JOB> Quote the entries from the start through the line containing "z-axis-plate-side: [269, 95, 286, 206]", both ends included, reproducing each line exactly.

INFORMATION SHOWN>
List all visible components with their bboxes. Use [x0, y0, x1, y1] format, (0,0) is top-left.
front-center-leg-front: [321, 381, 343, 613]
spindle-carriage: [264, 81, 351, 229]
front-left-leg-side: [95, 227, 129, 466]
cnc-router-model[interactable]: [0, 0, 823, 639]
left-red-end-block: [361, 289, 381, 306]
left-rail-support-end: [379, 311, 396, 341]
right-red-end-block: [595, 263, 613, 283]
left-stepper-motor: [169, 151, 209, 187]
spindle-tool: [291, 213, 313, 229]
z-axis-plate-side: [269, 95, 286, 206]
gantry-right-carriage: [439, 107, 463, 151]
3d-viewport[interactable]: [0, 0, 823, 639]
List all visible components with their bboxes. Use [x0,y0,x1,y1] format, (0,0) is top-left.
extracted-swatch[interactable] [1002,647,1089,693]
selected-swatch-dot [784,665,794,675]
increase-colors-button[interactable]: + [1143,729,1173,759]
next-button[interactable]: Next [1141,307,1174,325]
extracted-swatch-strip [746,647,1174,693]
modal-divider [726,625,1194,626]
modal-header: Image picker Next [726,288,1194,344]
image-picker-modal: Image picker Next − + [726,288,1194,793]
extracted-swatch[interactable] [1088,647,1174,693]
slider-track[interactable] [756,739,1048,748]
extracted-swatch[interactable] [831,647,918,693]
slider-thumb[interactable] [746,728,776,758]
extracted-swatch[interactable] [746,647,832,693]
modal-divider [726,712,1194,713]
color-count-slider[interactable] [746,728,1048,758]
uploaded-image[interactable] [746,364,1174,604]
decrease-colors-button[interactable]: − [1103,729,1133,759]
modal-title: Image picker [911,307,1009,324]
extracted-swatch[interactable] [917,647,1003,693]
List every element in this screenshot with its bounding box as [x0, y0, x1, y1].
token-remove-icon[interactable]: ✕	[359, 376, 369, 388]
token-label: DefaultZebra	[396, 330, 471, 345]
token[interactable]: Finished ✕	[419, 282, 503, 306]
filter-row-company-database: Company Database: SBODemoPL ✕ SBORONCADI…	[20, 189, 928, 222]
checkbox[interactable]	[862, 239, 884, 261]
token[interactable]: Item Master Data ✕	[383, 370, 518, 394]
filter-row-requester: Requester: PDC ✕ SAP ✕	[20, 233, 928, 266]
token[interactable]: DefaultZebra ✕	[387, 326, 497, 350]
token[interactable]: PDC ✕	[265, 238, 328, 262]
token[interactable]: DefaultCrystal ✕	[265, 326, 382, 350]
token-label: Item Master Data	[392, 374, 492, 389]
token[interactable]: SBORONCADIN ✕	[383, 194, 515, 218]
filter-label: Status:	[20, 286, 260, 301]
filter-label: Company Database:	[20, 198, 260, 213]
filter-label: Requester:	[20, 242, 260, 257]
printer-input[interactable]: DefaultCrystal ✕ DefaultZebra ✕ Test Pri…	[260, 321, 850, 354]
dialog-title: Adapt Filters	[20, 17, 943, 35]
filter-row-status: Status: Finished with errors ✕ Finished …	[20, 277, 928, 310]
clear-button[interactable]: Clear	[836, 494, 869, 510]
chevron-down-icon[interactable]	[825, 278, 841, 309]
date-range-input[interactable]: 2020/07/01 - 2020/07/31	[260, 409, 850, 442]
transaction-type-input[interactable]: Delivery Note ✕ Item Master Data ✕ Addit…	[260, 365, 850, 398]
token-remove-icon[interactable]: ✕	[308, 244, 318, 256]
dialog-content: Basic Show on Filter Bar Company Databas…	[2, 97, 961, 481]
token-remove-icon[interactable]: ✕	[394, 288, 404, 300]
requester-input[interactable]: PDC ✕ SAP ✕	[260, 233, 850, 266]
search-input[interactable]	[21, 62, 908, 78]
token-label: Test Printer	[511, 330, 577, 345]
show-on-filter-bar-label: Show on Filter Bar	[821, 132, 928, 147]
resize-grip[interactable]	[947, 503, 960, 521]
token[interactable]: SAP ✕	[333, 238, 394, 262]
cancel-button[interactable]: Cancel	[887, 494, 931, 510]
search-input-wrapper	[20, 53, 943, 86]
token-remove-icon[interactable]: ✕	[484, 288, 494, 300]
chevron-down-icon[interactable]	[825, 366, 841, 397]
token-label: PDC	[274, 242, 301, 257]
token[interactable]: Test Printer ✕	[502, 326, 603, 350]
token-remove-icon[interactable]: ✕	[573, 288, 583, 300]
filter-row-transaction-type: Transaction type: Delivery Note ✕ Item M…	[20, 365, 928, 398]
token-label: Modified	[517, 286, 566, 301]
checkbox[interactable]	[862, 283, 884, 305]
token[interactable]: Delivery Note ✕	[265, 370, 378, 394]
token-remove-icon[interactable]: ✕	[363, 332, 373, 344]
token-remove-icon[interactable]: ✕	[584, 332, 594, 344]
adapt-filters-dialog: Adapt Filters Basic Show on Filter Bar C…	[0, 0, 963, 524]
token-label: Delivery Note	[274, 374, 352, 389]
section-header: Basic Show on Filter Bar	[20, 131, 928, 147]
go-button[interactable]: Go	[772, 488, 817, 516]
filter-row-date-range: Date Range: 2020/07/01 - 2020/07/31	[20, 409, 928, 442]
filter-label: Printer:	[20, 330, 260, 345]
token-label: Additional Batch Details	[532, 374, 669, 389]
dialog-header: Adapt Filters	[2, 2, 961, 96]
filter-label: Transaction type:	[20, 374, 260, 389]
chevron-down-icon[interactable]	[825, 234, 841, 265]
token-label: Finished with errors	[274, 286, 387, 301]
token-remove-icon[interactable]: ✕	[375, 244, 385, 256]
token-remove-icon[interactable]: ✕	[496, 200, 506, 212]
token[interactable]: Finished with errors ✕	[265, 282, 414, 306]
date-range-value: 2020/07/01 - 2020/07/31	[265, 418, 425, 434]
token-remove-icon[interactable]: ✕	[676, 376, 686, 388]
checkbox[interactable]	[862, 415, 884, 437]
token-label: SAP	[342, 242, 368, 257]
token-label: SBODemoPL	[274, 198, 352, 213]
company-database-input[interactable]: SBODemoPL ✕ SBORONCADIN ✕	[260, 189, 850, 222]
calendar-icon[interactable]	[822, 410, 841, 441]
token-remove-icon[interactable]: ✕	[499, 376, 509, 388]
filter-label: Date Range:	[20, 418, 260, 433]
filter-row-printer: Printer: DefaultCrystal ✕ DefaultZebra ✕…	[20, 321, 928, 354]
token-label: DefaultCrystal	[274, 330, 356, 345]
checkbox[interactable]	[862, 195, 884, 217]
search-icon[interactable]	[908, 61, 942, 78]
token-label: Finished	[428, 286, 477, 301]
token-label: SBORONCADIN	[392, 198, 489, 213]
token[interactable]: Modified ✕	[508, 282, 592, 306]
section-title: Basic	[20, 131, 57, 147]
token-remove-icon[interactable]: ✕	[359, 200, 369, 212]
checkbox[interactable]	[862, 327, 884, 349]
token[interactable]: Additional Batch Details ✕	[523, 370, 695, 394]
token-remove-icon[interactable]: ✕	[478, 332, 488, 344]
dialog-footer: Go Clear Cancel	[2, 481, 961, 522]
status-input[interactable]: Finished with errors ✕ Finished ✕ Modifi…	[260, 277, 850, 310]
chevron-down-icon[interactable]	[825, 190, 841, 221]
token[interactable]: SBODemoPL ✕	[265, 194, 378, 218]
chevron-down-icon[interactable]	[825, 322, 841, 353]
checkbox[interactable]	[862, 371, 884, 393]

OUTPUT FOR THIS TASK>
List all visible components with their bboxes. Use [x0, y0, x1, y1] format, (0,0) is top-left.
front-center-leg-front: [321, 381, 343, 613]
spindle-carriage: [264, 81, 351, 229]
front-left-leg-side: [95, 227, 129, 466]
cnc-router-model[interactable]: [0, 0, 823, 639]
left-red-end-block: [361, 289, 381, 306]
left-rail-support-end: [379, 311, 396, 341]
right-red-end-block: [595, 263, 613, 283]
left-stepper-motor: [169, 151, 209, 187]
spindle-tool: [291, 213, 313, 229]
z-axis-plate-side: [269, 95, 286, 206]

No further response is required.